Instructions to follow => Your answer should be a single number: the count of lines that include the word "Submissions".

(Collected data entries)
────────────────

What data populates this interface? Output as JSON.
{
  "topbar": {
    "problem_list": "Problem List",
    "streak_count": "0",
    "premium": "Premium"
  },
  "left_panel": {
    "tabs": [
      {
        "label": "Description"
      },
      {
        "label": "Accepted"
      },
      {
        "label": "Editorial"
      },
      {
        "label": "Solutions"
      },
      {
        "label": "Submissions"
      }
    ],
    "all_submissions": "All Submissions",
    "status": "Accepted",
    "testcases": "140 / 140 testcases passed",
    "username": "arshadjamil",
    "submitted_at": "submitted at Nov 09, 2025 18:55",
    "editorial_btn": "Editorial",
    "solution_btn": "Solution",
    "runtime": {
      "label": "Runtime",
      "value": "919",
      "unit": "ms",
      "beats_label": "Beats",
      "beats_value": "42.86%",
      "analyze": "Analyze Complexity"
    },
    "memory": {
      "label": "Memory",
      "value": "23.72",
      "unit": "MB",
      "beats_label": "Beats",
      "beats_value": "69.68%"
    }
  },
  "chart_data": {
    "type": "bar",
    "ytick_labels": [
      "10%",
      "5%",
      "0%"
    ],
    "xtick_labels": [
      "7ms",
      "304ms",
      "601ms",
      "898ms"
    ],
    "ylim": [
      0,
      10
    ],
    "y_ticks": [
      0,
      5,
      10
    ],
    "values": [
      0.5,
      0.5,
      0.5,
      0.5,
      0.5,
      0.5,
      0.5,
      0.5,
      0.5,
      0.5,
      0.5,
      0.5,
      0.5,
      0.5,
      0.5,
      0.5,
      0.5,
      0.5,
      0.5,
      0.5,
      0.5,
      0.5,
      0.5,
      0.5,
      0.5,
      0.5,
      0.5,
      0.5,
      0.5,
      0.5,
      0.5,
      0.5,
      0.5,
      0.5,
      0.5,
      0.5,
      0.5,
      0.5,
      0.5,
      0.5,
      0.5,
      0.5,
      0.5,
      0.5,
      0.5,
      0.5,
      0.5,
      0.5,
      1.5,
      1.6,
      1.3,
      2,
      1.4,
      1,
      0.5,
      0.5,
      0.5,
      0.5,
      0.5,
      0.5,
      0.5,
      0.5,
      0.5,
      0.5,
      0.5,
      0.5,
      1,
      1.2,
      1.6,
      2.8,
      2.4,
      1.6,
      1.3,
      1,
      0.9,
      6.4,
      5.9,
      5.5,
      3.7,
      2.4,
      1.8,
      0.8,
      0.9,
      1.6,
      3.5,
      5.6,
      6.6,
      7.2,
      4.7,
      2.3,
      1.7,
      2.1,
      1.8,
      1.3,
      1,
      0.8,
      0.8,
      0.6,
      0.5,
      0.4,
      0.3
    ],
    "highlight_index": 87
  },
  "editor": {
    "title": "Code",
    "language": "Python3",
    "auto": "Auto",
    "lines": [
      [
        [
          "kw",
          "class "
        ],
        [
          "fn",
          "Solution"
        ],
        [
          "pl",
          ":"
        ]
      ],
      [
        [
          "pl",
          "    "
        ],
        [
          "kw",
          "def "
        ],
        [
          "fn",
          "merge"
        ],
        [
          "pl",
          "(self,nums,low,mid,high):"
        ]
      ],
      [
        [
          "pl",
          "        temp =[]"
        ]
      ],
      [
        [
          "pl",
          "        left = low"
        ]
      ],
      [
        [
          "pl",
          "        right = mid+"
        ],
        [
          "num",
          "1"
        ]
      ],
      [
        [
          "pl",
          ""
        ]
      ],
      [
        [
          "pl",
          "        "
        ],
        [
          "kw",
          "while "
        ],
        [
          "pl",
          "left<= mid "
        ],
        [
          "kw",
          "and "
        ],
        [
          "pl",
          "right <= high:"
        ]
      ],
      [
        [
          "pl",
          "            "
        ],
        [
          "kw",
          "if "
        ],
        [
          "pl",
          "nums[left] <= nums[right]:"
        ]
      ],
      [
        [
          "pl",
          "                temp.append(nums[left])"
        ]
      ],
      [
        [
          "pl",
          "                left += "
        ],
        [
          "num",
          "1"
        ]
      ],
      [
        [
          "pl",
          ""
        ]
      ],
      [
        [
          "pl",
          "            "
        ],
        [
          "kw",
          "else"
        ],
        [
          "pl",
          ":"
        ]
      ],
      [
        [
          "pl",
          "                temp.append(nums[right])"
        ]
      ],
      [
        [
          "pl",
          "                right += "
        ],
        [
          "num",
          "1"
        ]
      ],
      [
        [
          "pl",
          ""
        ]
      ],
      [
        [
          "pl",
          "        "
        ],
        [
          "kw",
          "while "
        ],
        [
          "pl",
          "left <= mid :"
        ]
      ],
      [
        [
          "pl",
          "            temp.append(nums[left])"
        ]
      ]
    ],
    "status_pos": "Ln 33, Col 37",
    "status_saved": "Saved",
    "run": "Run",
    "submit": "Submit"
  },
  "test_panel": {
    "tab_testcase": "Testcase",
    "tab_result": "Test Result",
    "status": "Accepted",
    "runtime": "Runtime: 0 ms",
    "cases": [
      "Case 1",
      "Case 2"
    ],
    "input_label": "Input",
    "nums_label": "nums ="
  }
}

────────────────

Final result => 2